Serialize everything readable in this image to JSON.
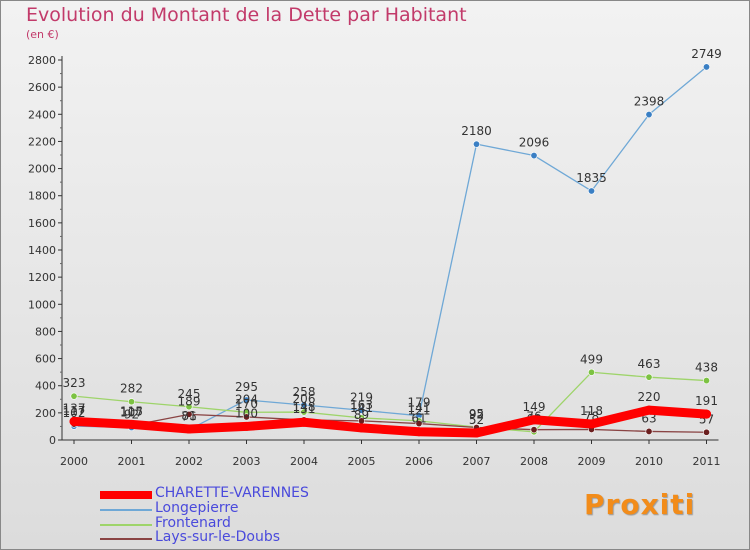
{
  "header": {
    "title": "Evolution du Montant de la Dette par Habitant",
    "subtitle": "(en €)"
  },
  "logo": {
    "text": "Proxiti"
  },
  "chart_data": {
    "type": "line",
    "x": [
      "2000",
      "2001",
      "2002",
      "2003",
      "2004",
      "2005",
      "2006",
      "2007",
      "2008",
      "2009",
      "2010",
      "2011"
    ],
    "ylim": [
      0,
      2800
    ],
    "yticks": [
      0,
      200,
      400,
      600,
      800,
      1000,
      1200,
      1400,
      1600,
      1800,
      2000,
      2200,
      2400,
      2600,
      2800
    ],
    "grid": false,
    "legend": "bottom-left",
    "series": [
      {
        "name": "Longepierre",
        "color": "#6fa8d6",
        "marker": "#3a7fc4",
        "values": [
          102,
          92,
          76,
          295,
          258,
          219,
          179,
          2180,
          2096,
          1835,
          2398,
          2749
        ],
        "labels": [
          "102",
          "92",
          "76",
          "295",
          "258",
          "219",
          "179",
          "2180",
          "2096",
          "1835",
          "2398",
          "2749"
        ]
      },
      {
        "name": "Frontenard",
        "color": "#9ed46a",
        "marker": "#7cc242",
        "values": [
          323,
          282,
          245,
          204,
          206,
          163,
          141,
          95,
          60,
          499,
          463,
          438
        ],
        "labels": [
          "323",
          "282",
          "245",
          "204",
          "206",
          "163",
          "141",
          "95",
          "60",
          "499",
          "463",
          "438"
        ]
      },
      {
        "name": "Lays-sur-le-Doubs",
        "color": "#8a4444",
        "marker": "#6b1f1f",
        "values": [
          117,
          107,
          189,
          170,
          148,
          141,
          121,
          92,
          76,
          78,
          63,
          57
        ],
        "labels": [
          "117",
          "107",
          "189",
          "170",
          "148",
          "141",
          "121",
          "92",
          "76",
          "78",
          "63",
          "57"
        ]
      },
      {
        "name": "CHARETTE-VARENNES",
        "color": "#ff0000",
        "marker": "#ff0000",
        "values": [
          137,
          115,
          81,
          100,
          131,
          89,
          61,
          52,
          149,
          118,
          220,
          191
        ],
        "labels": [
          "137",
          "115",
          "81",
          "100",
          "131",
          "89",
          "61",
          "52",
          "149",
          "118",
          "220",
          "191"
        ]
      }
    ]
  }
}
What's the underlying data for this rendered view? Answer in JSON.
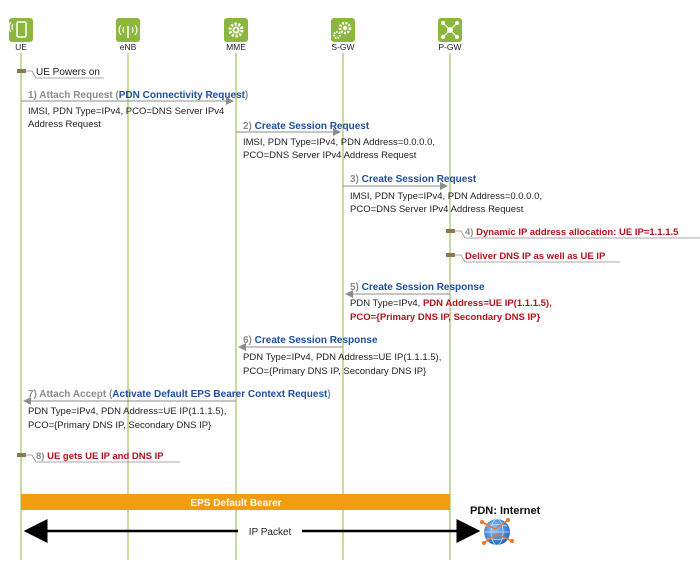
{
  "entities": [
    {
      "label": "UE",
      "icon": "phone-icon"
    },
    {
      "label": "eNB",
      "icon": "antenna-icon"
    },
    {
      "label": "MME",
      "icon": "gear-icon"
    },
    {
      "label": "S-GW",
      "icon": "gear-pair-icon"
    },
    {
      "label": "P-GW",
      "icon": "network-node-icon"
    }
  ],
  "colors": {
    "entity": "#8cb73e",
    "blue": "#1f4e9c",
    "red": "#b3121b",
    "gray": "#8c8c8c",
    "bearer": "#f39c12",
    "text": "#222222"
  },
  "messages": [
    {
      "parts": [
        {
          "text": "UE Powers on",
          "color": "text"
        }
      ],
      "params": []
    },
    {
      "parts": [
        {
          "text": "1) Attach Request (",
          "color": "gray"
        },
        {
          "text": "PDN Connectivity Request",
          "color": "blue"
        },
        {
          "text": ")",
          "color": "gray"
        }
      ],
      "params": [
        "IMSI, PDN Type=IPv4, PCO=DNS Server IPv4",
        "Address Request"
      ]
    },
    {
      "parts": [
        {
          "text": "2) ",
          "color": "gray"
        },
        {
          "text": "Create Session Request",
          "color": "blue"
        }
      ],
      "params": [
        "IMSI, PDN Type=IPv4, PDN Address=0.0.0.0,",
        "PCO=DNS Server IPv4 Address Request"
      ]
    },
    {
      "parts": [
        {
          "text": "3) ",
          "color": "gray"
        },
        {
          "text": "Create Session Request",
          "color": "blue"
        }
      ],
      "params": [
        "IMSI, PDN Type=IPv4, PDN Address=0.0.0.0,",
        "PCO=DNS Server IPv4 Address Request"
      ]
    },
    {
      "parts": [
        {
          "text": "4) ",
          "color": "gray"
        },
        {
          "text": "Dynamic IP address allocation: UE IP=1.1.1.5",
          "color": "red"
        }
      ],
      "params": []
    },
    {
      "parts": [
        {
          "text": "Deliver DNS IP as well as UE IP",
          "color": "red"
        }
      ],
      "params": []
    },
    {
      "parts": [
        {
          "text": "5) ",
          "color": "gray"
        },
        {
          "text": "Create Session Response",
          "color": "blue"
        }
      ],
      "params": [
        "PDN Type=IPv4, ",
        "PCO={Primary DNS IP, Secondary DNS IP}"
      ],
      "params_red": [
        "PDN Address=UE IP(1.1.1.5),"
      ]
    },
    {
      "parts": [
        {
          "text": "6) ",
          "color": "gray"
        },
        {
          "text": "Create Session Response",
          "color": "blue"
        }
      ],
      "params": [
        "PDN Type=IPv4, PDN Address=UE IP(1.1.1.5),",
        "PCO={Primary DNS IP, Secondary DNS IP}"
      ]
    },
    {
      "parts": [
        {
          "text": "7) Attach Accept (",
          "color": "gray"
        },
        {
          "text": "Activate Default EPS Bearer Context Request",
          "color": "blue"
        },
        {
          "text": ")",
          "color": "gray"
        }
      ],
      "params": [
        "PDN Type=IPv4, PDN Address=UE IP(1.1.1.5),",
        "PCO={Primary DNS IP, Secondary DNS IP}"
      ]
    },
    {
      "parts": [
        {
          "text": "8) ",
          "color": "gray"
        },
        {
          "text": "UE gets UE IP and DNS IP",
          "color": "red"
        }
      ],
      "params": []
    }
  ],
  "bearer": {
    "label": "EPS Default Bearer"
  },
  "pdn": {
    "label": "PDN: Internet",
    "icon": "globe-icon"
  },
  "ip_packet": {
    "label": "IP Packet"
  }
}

────────

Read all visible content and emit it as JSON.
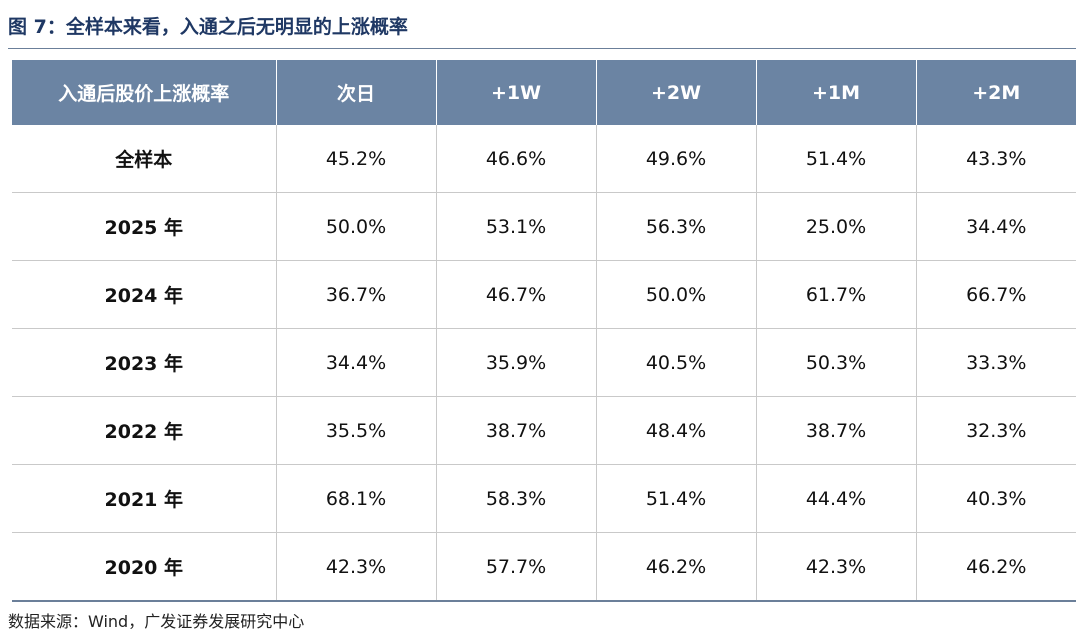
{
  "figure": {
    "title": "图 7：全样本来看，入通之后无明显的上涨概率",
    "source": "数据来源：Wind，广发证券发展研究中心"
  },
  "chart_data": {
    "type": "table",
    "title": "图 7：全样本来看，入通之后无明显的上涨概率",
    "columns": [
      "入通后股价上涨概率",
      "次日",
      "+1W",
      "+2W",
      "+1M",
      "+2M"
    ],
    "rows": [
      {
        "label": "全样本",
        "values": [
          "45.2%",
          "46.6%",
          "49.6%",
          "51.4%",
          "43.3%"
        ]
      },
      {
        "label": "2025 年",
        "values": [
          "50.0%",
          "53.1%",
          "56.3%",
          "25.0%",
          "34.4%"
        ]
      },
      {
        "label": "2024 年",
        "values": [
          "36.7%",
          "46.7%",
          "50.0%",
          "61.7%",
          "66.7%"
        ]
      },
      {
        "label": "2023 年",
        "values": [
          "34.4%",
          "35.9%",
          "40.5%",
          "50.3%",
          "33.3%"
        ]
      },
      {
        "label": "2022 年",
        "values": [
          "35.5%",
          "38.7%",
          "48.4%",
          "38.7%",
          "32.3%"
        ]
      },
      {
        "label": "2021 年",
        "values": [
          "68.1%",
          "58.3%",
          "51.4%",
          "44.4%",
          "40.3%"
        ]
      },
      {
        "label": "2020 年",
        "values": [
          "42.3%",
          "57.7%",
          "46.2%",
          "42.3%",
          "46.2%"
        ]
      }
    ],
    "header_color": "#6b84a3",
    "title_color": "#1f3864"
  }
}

────────

* WHAT THE TASK ASKS: From the records above, pull out each line that has "name".

* THE REPLY:
        "name": "Longepierre",
        "name": "Frontenard",
        "name": "Lays-sur-le-Doubs",
        "name": "CHARETTE-VARENNES",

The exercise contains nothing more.